• **GIVEN TASK**: Transcribe every entry word for word. Skip the pictures.

%%

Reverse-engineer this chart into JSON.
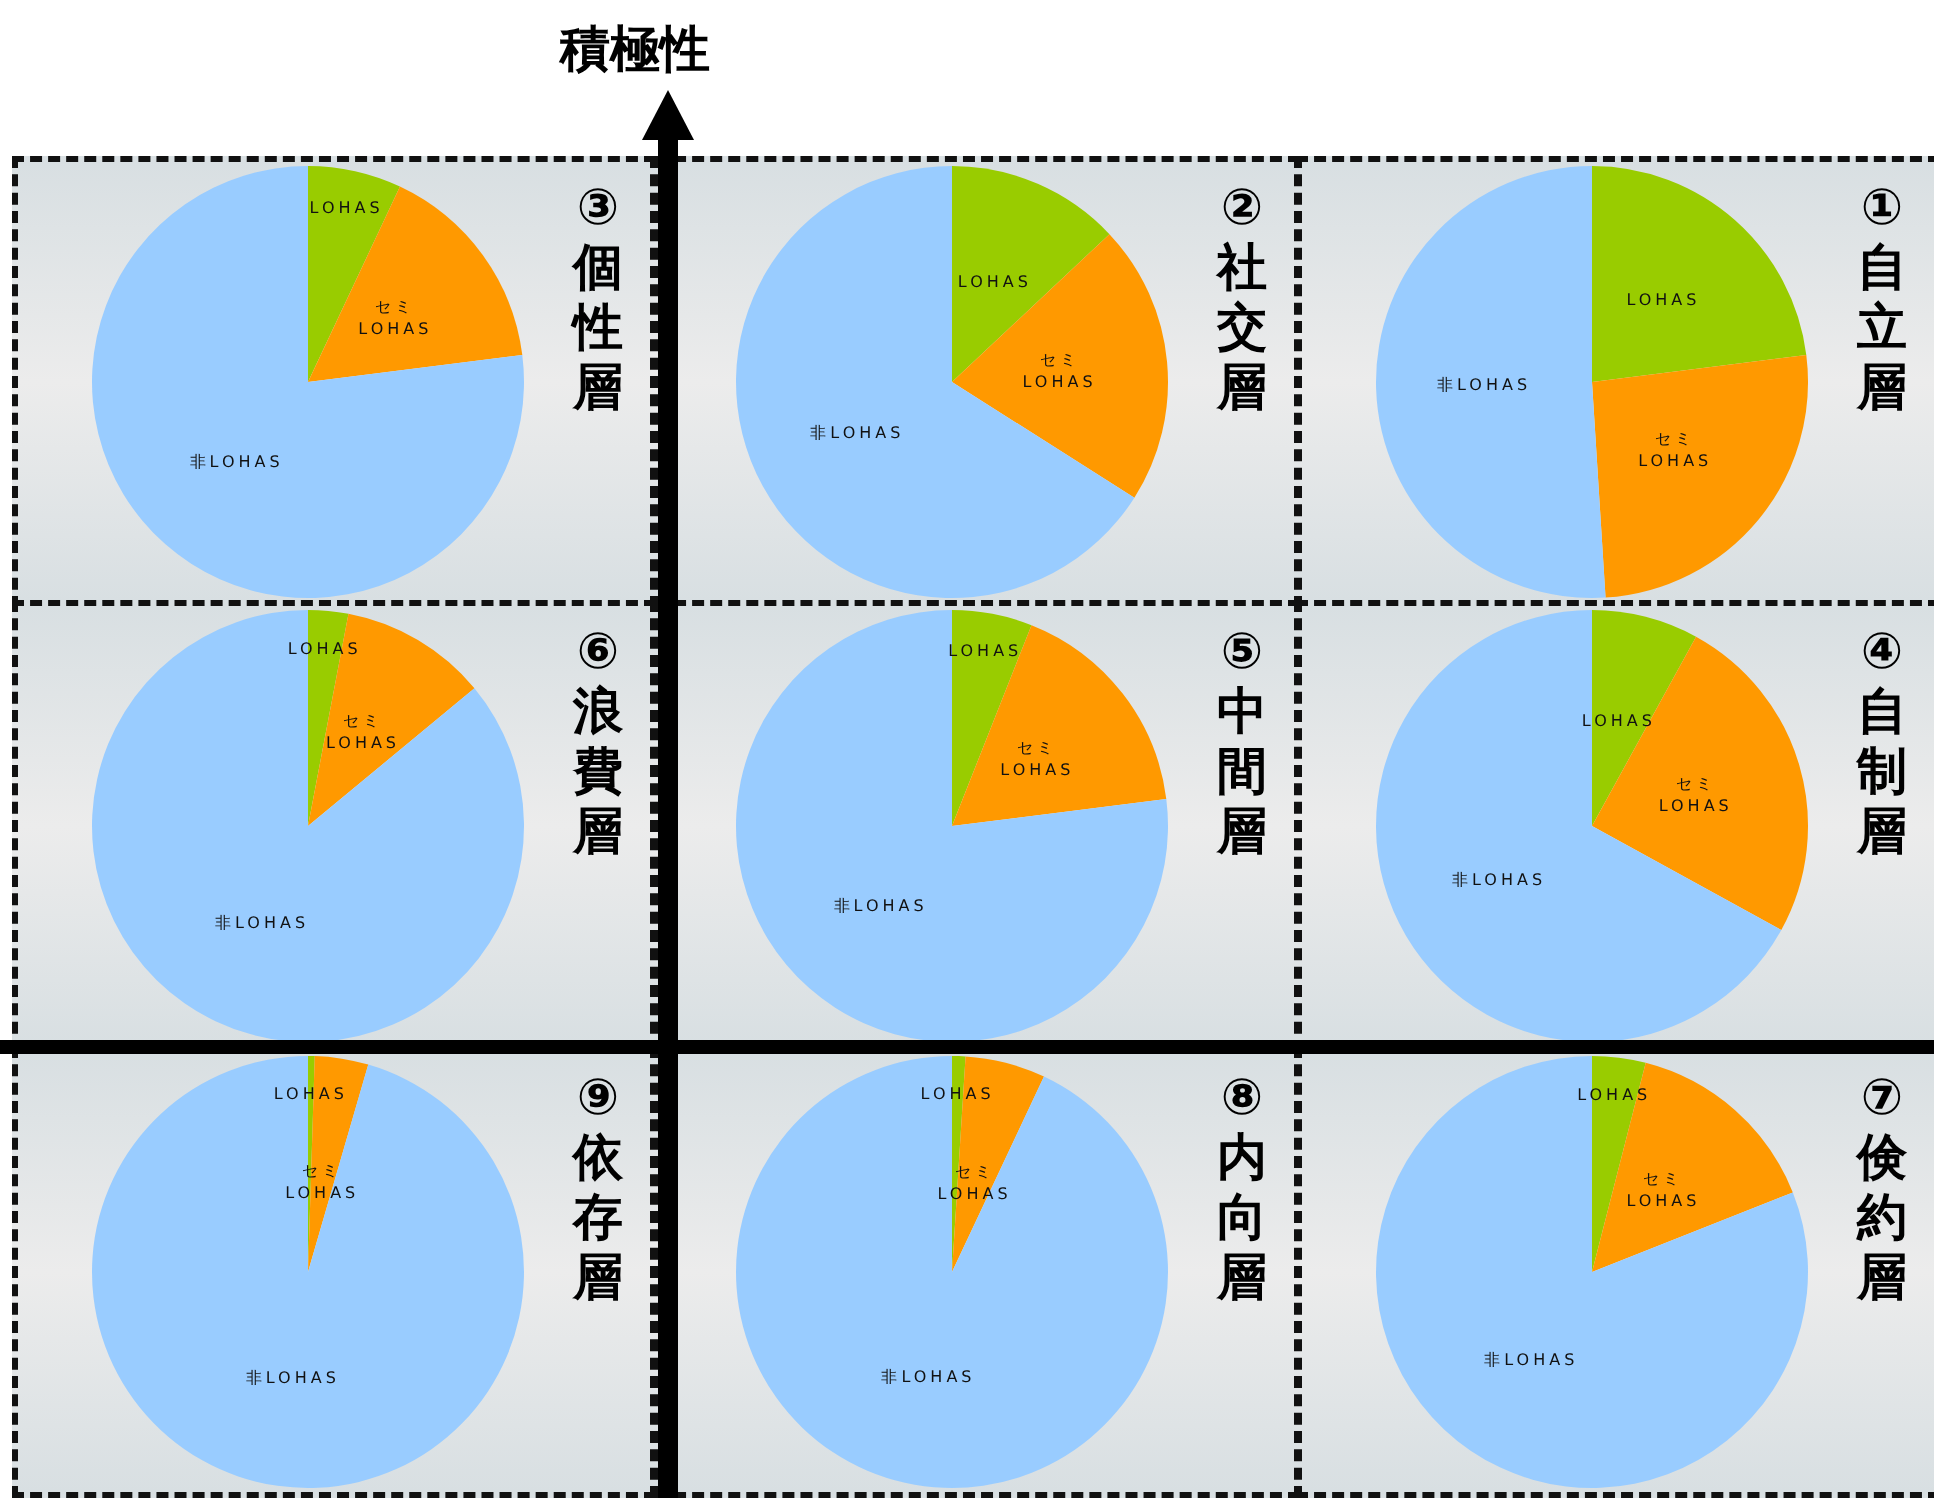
{
  "chart_data": [
    {
      "type": "pie",
      "title": "③個性層",
      "annotations": [
        "積極性"
      ],
      "categories": [
        "LOHAS",
        "セミ LOHAS",
        "非LOHAS"
      ],
      "values": [
        7,
        16,
        77
      ],
      "colors": [
        "#99cc00",
        "#ff9900",
        "#99ccff"
      ]
    },
    {
      "type": "pie",
      "title": "②社交層",
      "categories": [
        "LOHAS",
        "セミ LOHAS",
        "非LOHAS"
      ],
      "values": [
        13,
        21,
        66
      ],
      "colors": [
        "#99cc00",
        "#ff9900",
        "#99ccff"
      ]
    },
    {
      "type": "pie",
      "title": "①自立層",
      "categories": [
        "LOHAS",
        "セミ LOHAS",
        "非LOHAS"
      ],
      "values": [
        23,
        26,
        51
      ],
      "colors": [
        "#99cc00",
        "#ff9900",
        "#99ccff"
      ]
    },
    {
      "type": "pie",
      "title": "⑥浪費層",
      "categories": [
        "LOHAS",
        "セミ LOHAS",
        "非LOHAS"
      ],
      "values": [
        3,
        11,
        86
      ],
      "colors": [
        "#99cc00",
        "#ff9900",
        "#99ccff"
      ]
    },
    {
      "type": "pie",
      "title": "⑤中間層",
      "categories": [
        "LOHAS",
        "セミ LOHAS",
        "非LOHAS"
      ],
      "values": [
        6,
        17,
        77
      ],
      "colors": [
        "#99cc00",
        "#ff9900",
        "#99ccff"
      ]
    },
    {
      "type": "pie",
      "title": "④自制層",
      "categories": [
        "LOHAS",
        "セミ LOHAS",
        "非LOHAS"
      ],
      "values": [
        8,
        25,
        67
      ],
      "colors": [
        "#99cc00",
        "#ff9900",
        "#99ccff"
      ]
    },
    {
      "type": "pie",
      "title": "⑨依存層",
      "categories": [
        "LOHAS",
        "セミ LOHAS",
        "非LOHAS"
      ],
      "values": [
        0.5,
        4,
        95.5
      ],
      "colors": [
        "#99cc00",
        "#ff9900",
        "#99ccff"
      ]
    },
    {
      "type": "pie",
      "title": "⑧内向層",
      "categories": [
        "LOHAS",
        "セミ LOHAS",
        "非LOHAS"
      ],
      "values": [
        1,
        6,
        93
      ],
      "colors": [
        "#99cc00",
        "#ff9900",
        "#99ccff"
      ]
    },
    {
      "type": "pie",
      "title": "⑦倹約層",
      "categories": [
        "LOHAS",
        "セミ LOHAS",
        "非LOHAS"
      ],
      "values": [
        4,
        15,
        81
      ],
      "colors": [
        "#99cc00",
        "#ff9900",
        "#99ccff"
      ]
    }
  ]
}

%%

• **SOLUTION BELOW**:
Reverse-engineer this chart into JSON.
{
  "chart_data": [
    {
      "type": "pie",
      "title": "③個性層",
      "annotations": [
        "積極性"
      ],
      "categories": [
        "LOHAS",
        "セミ LOHAS",
        "非LOHAS"
      ],
      "values": [
        7,
        16,
        77
      ],
      "colors": [
        "#99cc00",
        "#ff9900",
        "#99ccff"
      ]
    },
    {
      "type": "pie",
      "title": "②社交層",
      "categories": [
        "LOHAS",
        "セミ LOHAS",
        "非LOHAS"
      ],
      "values": [
        13,
        21,
        66
      ],
      "colors": [
        "#99cc00",
        "#ff9900",
        "#99ccff"
      ]
    },
    {
      "type": "pie",
      "title": "①自立層",
      "categories": [
        "LOHAS",
        "セミ LOHAS",
        "非LOHAS"
      ],
      "values": [
        23,
        26,
        51
      ],
      "colors": [
        "#99cc00",
        "#ff9900",
        "#99ccff"
      ]
    },
    {
      "type": "pie",
      "title": "⑥浪費層",
      "categories": [
        "LOHAS",
        "セミ LOHAS",
        "非LOHAS"
      ],
      "values": [
        3,
        11,
        86
      ],
      "colors": [
        "#99cc00",
        "#ff9900",
        "#99ccff"
      ]
    },
    {
      "type": "pie",
      "title": "⑤中間層",
      "categories": [
        "LOHAS",
        "セミ LOHAS",
        "非LOHAS"
      ],
      "values": [
        6,
        17,
        77
      ],
      "colors": [
        "#99cc00",
        "#ff9900",
        "#99ccff"
      ]
    },
    {
      "type": "pie",
      "title": "④自制層",
      "categories": [
        "LOHAS",
        "セミ LOHAS",
        "非LOHAS"
      ],
      "values": [
        8,
        25,
        67
      ],
      "colors": [
        "#99cc00",
        "#ff9900",
        "#99ccff"
      ]
    },
    {
      "type": "pie",
      "title": "⑨依存層",
      "categories": [
        "LOHAS",
        "セミ LOHAS",
        "非LOHAS"
      ],
      "values": [
        0.5,
        4,
        95.5
      ],
      "colors": [
        "#99cc00",
        "#ff9900",
        "#99ccff"
      ]
    },
    {
      "type": "pie",
      "title": "⑧内向層",
      "categories": [
        "LOHAS",
        "セミ LOHAS",
        "非LOHAS"
      ],
      "values": [
        1,
        6,
        93
      ],
      "colors": [
        "#99cc00",
        "#ff9900",
        "#99ccff"
      ]
    },
    {
      "type": "pie",
      "title": "⑦倹約層",
      "categories": [
        "LOHAS",
        "セミ LOHAS",
        "非LOHAS"
      ],
      "values": [
        4,
        15,
        81
      ],
      "colors": [
        "#99cc00",
        "#ff9900",
        "#99ccff"
      ]
    }
  ]
}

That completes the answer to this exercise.